» What is required
Copy out all of the material exactly.

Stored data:

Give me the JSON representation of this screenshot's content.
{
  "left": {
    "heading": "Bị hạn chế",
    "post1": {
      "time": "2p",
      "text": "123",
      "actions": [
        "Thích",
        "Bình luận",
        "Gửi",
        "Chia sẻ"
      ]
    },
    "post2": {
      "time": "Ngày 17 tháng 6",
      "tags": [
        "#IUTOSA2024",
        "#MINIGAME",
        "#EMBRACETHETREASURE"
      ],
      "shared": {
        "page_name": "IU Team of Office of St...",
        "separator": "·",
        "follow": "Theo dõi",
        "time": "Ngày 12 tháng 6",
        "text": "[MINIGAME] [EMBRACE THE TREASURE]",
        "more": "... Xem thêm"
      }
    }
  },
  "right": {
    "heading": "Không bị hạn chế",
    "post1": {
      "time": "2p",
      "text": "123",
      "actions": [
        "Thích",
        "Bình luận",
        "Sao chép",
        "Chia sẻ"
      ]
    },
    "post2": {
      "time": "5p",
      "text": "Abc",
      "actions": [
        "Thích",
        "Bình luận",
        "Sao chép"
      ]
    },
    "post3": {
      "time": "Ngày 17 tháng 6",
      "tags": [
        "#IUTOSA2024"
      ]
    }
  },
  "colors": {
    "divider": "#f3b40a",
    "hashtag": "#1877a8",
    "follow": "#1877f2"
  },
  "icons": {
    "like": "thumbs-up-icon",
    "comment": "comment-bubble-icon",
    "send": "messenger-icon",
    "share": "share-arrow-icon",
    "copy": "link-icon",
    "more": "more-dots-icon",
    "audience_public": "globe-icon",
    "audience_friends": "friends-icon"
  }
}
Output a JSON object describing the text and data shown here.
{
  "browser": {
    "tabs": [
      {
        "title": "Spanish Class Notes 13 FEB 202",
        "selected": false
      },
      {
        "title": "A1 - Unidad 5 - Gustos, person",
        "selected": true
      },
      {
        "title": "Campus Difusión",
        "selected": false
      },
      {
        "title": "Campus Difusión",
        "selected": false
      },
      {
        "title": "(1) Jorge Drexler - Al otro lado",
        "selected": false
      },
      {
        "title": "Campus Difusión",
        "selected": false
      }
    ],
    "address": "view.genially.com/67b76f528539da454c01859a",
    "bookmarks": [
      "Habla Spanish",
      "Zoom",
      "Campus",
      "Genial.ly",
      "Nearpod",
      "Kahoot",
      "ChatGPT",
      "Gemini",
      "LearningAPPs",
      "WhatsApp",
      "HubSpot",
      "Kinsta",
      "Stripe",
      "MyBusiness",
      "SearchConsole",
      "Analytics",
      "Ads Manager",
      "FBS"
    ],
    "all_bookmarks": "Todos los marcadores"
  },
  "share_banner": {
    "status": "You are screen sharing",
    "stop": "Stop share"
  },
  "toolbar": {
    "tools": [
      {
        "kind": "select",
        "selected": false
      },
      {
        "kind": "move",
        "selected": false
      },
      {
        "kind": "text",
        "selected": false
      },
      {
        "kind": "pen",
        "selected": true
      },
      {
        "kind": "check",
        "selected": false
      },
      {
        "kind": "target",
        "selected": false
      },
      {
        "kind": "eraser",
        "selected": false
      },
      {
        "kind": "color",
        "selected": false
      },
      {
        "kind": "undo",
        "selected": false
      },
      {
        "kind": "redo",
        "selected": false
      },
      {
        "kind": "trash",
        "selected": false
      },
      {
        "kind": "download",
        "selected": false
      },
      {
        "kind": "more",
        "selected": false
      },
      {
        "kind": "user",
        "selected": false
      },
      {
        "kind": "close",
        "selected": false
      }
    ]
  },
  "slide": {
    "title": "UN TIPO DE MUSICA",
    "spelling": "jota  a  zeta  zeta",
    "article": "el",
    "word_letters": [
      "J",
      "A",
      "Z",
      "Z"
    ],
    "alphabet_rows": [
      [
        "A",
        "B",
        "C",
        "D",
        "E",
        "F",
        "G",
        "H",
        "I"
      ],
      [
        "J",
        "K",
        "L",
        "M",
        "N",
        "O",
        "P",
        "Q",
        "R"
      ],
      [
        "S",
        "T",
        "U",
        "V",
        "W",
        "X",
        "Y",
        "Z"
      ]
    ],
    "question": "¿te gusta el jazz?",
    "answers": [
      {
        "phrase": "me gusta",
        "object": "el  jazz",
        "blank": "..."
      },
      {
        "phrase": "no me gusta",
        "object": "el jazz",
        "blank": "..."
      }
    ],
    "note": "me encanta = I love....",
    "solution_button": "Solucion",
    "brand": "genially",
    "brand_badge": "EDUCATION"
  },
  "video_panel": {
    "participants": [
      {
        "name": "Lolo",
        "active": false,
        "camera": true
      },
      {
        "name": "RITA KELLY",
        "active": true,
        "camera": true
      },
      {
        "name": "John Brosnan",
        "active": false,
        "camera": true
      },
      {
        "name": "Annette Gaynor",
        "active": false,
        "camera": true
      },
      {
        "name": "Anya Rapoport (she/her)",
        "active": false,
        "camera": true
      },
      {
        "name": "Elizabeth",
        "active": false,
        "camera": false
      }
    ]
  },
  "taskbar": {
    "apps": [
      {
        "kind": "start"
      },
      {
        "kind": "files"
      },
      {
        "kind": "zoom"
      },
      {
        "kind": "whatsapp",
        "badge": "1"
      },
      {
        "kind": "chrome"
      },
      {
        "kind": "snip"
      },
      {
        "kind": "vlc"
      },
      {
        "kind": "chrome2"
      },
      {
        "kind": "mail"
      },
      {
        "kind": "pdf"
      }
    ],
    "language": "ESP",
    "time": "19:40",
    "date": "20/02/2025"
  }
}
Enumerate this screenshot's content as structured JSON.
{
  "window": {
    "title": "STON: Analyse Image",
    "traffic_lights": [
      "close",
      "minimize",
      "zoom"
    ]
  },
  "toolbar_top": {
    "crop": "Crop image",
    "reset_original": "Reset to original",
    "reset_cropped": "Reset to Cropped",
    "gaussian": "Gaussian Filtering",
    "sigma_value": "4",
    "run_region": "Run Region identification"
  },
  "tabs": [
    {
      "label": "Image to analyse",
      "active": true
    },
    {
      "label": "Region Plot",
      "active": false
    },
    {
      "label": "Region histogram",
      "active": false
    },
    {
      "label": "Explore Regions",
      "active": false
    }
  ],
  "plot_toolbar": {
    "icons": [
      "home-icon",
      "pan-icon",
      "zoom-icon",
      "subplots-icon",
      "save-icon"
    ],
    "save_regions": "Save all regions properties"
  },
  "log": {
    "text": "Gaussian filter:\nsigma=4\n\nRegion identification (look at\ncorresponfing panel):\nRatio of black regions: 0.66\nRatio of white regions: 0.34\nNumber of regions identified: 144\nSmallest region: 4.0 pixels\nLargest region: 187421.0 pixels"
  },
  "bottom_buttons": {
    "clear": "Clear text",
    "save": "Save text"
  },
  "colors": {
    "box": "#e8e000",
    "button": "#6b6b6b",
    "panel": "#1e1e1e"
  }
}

» Solution for this task
Give me the JSON representation of this screenshot's content.
{
  "left": {
    "heading": "Bị hạn chế",
    "post1": {
      "time": "2p",
      "text": "123",
      "actions": [
        "Thích",
        "Bình luận",
        "Gửi",
        "Chia sẻ"
      ]
    },
    "post2": {
      "time": "Ngày 17 tháng 6",
      "tags": [
        "#IUTOSA2024",
        "#MINIGAME",
        "#EMBRACETHETREASURE"
      ],
      "shared": {
        "page_name": "IU Team of Office of St...",
        "separator": "·",
        "follow": "Theo dõi",
        "time": "Ngày 12 tháng 6",
        "text": "[MINIGAME] [EMBRACE THE TREASURE]",
        "more": "... Xem thêm"
      }
    }
  },
  "right": {
    "heading": "Không bị hạn chế",
    "post1": {
      "time": "2p",
      "text": "123",
      "actions": [
        "Thích",
        "Bình luận",
        "Sao chép",
        "Chia sẻ"
      ]
    },
    "post2": {
      "time": "5p",
      "text": "Abc",
      "actions": [
        "Thích",
        "Bình luận",
        "Sao chép"
      ]
    },
    "post3": {
      "time": "Ngày 17 tháng 6",
      "tags": [
        "#IUTOSA2024"
      ]
    }
  },
  "colors": {
    "divider": "#f3b40a",
    "hashtag": "#1877a8",
    "follow": "#1877f2"
  },
  "icons": {
    "like": "thumbs-up-icon",
    "comment": "comment-bubble-icon",
    "send": "messenger-icon",
    "share": "share-arrow-icon",
    "copy": "link-icon",
    "more": "more-dots-icon",
    "audience_public": "globe-icon",
    "audience_friends": "friends-icon"
  }
}
Output a JSON object describing the text and data shown here.
{
  "browser": {
    "tabs": [
      {
        "title": "Spanish Class Notes 13 FEB 202",
        "selected": false
      },
      {
        "title": "A1 - Unidad 5 - Gustos, person",
        "selected": true
      },
      {
        "title": "Campus Difusión",
        "selected": false
      },
      {
        "title": "Campus Difusión",
        "selected": false
      },
      {
        "title": "(1) Jorge Drexler - Al otro lado",
        "selected": false
      },
      {
        "title": "Campus Difusión",
        "selected": false
      }
    ],
    "address": "view.genially.com/67b76f528539da454c01859a",
    "bookmarks": [
      "Habla Spanish",
      "Zoom",
      "Campus",
      "Genial.ly",
      "Nearpod",
      "Kahoot",
      "ChatGPT",
      "Gemini",
      "LearningAPPs",
      "WhatsApp",
      "HubSpot",
      "Kinsta",
      "Stripe",
      "MyBusiness",
      "SearchConsole",
      "Analytics",
      "Ads Manager",
      "FBS"
    ],
    "all_bookmarks": "Todos los marcadores"
  },
  "share_banner": {
    "status": "You are screen sharing",
    "stop": "Stop share"
  },
  "toolbar": {
    "tools": [
      {
        "kind": "select",
        "selected": false
      },
      {
        "kind": "move",
        "selected": false
      },
      {
        "kind": "text",
        "selected": false
      },
      {
        "kind": "pen",
        "selected": true
      },
      {
        "kind": "check",
        "selected": false
      },
      {
        "kind": "target",
        "selected": false
      },
      {
        "kind": "eraser",
        "selected": false
      },
      {
        "kind": "color",
        "selected": false
      },
      {
        "kind": "undo",
        "selected": false
      },
      {
        "kind": "redo",
        "selected": false
      },
      {
        "kind": "trash",
        "selected": false
      },
      {
        "kind": "download",
        "selected": false
      },
      {
        "kind": "more",
        "selected": false
      },
      {
        "kind": "user",
        "selected": false
      },
      {
        "kind": "close",
        "selected": false
      }
    ]
  },
  "slide": {
    "title": "UN TIPO DE MUSICA",
    "spelling": "jota  a  zeta  zeta",
    "article": "el",
    "word_letters": [
      "J",
      "A",
      "Z",
      "Z"
    ],
    "alphabet_rows": [
      [
        "A",
        "B",
        "C",
        "D",
        "E",
        "F",
        "G",
        "H",
        "I"
      ],
      [
        "J",
        "K",
        "L",
        "M",
        "N",
        "O",
        "P",
        "Q",
        "R"
      ],
      [
        "S",
        "T",
        "U",
        "V",
        "W",
        "X",
        "Y",
        "Z"
      ]
    ],
    "question": "¿te gusta el jazz?",
    "answers": [
      {
        "phrase": "me gusta",
        "object": "el  jazz",
        "blank": "..."
      },
      {
        "phrase": "no me gusta",
        "object": "el jazz",
        "blank": "..."
      }
    ],
    "note": "me encanta = I love....",
    "solution_button": "Solucion",
    "brand": "genially",
    "brand_badge": "EDUCATION"
  },
  "video_panel": {
    "participants": [
      {
        "name": "Lolo",
        "active": false,
        "camera": true
      },
      {
        "name": "RITA KELLY",
        "active": true,
        "camera": true
      },
      {
        "name": "John Brosnan",
        "active": false,
        "camera": true
      },
      {
        "name": "Annette Gaynor",
        "active": false,
        "camera": true
      },
      {
        "name": "Anya Rapoport (she/her)",
        "active": false,
        "camera": true
      },
      {
        "name": "Elizabeth",
        "active": false,
        "camera": false
      }
    ]
  },
  "taskbar": {
    "apps": [
      {
        "kind": "start"
      },
      {
        "kind": "files"
      },
      {
        "kind": "zoom"
      },
      {
        "kind": "whatsapp",
        "badge": "1"
      },
      {
        "kind": "chrome"
      },
      {
        "kind": "snip"
      },
      {
        "kind": "vlc"
      },
      {
        "kind": "chrome2"
      },
      {
        "kind": "mail"
      },
      {
        "kind": "pdf"
      }
    ],
    "language": "ESP",
    "time": "19:40",
    "date": "20/02/2025"
  }
}
Enumerate this screenshot's content as structured JSON.
{
  "window": {
    "title": "STON: Analyse Image",
    "traffic_lights": [
      "close",
      "minimize",
      "zoom"
    ]
  },
  "toolbar_top": {
    "crop": "Crop image",
    "reset_original": "Reset to original",
    "reset_cropped": "Reset to Cropped",
    "gaussian": "Gaussian Filtering",
    "sigma_value": "4",
    "run_region": "Run Region identification"
  },
  "tabs": [
    {
      "label": "Image to analyse",
      "active": true
    },
    {
      "label": "Region Plot",
      "active": false
    },
    {
      "label": "Region histogram",
      "active": false
    },
    {
      "label": "Explore Regions",
      "active": false
    }
  ],
  "plot_toolbar": {
    "icons": [
      "home-icon",
      "pan-icon",
      "zoom-icon",
      "subplots-icon",
      "save-icon"
    ],
    "save_regions": "Save all regions properties"
  },
  "log": {
    "text": "Gaussian filter:\nsigma=4\n\nRegion identification (look at\ncorresponfing panel):\nRatio of black regions: 0.66\nRatio of white regions: 0.34\nNumber of regions identified: 144\nSmallest region: 4.0 pixels\nLargest region: 187421.0 pixels"
  },
  "bottom_buttons": {
    "clear": "Clear text",
    "save": "Save text"
  },
  "colors": {
    "box": "#e8e000",
    "button": "#6b6b6b",
    "panel": "#1e1e1e"
  }
}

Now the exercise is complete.